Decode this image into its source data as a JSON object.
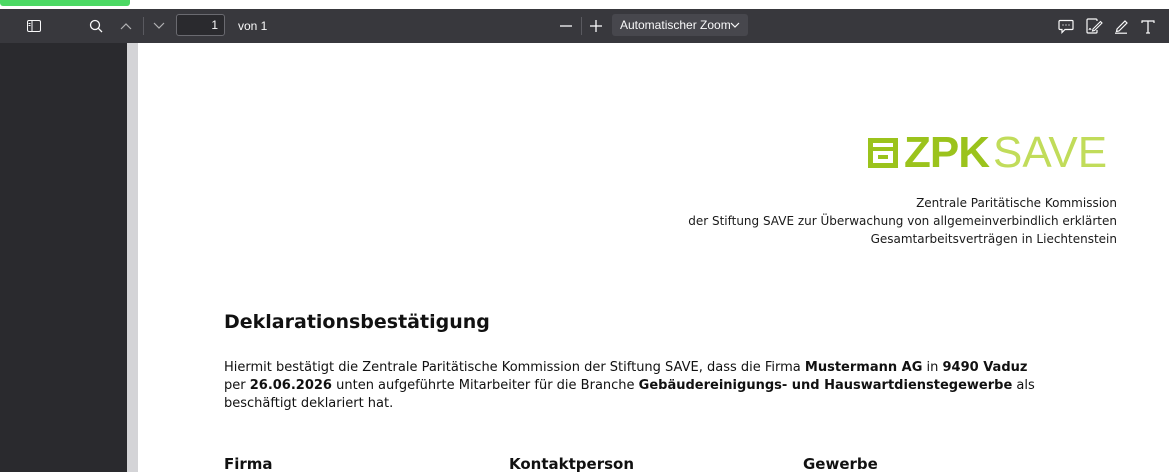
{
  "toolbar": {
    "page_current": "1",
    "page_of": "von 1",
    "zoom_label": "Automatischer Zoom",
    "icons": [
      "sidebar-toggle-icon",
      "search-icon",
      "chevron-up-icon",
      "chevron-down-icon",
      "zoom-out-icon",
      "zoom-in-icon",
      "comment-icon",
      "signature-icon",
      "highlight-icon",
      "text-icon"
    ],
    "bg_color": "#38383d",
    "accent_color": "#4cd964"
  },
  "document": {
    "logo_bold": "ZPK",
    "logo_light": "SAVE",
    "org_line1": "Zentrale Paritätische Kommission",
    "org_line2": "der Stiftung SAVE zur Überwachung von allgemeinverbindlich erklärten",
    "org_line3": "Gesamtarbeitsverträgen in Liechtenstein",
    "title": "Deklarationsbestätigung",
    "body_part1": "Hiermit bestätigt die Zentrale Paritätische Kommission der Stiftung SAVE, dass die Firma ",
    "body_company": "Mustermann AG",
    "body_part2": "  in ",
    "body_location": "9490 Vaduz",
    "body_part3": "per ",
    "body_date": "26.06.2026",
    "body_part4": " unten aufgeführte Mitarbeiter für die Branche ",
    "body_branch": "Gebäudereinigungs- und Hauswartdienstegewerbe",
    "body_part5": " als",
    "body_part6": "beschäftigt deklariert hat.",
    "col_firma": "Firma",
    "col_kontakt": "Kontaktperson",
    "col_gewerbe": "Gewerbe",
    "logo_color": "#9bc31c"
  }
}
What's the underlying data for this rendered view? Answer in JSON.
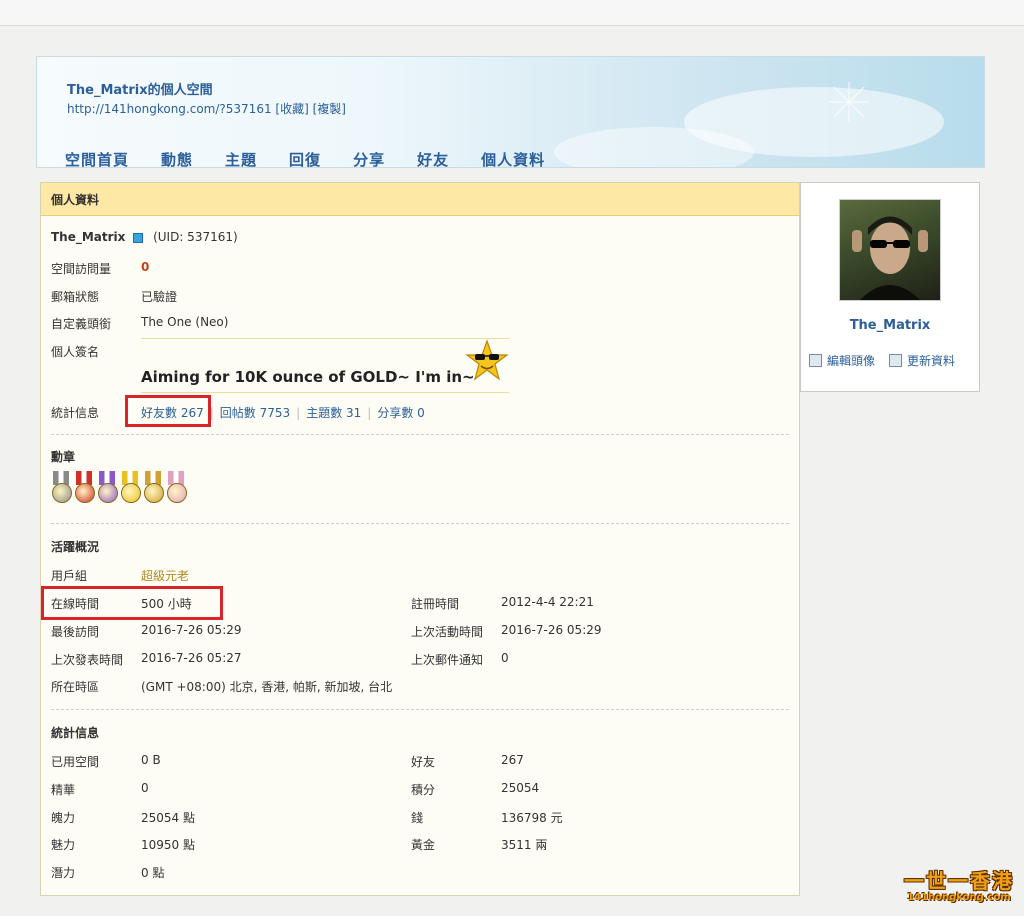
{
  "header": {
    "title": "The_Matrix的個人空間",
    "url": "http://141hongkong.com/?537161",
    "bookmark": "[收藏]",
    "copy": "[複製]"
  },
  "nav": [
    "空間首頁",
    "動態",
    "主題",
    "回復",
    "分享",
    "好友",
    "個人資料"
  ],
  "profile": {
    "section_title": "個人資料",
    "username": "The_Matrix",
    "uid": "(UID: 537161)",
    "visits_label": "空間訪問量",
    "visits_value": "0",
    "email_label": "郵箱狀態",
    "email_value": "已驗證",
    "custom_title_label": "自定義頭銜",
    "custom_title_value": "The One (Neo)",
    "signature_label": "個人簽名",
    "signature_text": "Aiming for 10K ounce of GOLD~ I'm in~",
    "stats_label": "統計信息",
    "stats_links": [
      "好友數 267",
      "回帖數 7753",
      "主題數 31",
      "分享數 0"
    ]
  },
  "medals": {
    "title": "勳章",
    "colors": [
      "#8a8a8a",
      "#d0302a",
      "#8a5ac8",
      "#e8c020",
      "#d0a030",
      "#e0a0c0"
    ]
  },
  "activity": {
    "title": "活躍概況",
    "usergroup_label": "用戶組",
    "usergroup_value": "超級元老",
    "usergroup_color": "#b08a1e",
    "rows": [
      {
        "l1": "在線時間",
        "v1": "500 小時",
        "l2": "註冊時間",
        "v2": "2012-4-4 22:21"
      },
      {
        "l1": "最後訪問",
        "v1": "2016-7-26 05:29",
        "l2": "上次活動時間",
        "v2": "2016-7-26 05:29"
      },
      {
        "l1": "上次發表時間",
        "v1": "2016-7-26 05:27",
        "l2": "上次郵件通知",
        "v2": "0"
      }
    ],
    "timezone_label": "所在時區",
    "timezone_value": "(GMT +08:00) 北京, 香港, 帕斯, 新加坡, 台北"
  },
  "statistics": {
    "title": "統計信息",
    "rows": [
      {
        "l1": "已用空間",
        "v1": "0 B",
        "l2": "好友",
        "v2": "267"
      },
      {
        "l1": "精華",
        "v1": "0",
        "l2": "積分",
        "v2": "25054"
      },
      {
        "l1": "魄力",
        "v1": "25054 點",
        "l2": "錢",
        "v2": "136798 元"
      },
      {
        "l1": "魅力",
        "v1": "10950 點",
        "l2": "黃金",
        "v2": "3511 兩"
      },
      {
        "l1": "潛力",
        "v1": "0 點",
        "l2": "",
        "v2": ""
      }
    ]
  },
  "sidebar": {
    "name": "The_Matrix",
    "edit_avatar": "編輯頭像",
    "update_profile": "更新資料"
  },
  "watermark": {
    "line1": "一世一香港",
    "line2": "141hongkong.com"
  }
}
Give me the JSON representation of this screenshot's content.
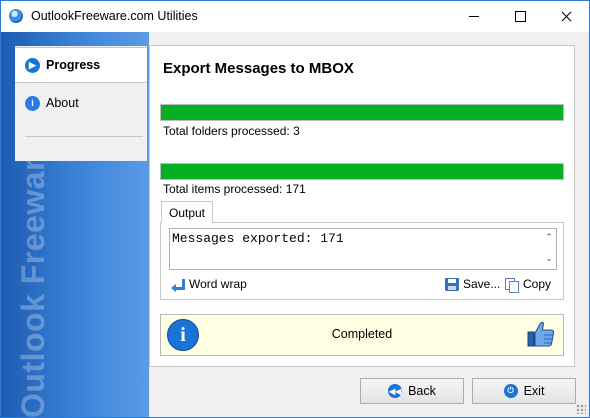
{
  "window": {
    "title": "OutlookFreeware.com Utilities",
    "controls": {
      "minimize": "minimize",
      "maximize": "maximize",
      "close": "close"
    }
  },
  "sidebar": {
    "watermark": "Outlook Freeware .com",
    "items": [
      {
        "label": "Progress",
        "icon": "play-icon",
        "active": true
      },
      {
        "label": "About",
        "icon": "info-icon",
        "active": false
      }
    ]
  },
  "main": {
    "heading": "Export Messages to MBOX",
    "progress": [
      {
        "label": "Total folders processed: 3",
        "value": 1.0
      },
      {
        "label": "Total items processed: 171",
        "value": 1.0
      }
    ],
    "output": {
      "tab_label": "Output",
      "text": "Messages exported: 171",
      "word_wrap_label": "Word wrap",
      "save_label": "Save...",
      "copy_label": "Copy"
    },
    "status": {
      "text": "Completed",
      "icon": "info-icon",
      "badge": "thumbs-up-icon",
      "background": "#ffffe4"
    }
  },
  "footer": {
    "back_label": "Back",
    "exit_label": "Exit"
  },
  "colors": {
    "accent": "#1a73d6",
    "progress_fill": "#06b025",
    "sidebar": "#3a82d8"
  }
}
━━━━━━
## Required task
Only the lines from the one that holds "Give me the" through the end of the records above should be printed again, exactly as they are. Leave out the pictures.

## Finished exercise
Give me the JSON representation of this screenshot's content.
{
  "window": {
    "title": "OutlookFreeware.com Utilities",
    "controls": {
      "minimize": "minimize",
      "maximize": "maximize",
      "close": "close"
    }
  },
  "sidebar": {
    "watermark": "Outlook Freeware .com",
    "items": [
      {
        "label": "Progress",
        "icon": "play-icon",
        "active": true
      },
      {
        "label": "About",
        "icon": "info-icon",
        "active": false
      }
    ]
  },
  "main": {
    "heading": "Export Messages to MBOX",
    "progress": [
      {
        "label": "Total folders processed: 3",
        "value": 1.0
      },
      {
        "label": "Total items processed: 171",
        "value": 1.0
      }
    ],
    "output": {
      "tab_label": "Output",
      "text": "Messages exported: 171",
      "word_wrap_label": "Word wrap",
      "save_label": "Save...",
      "copy_label": "Copy"
    },
    "status": {
      "text": "Completed",
      "icon": "info-icon",
      "badge": "thumbs-up-icon",
      "background": "#ffffe4"
    }
  },
  "footer": {
    "back_label": "Back",
    "exit_label": "Exit"
  },
  "colors": {
    "accent": "#1a73d6",
    "progress_fill": "#06b025",
    "sidebar": "#3a82d8"
  }
}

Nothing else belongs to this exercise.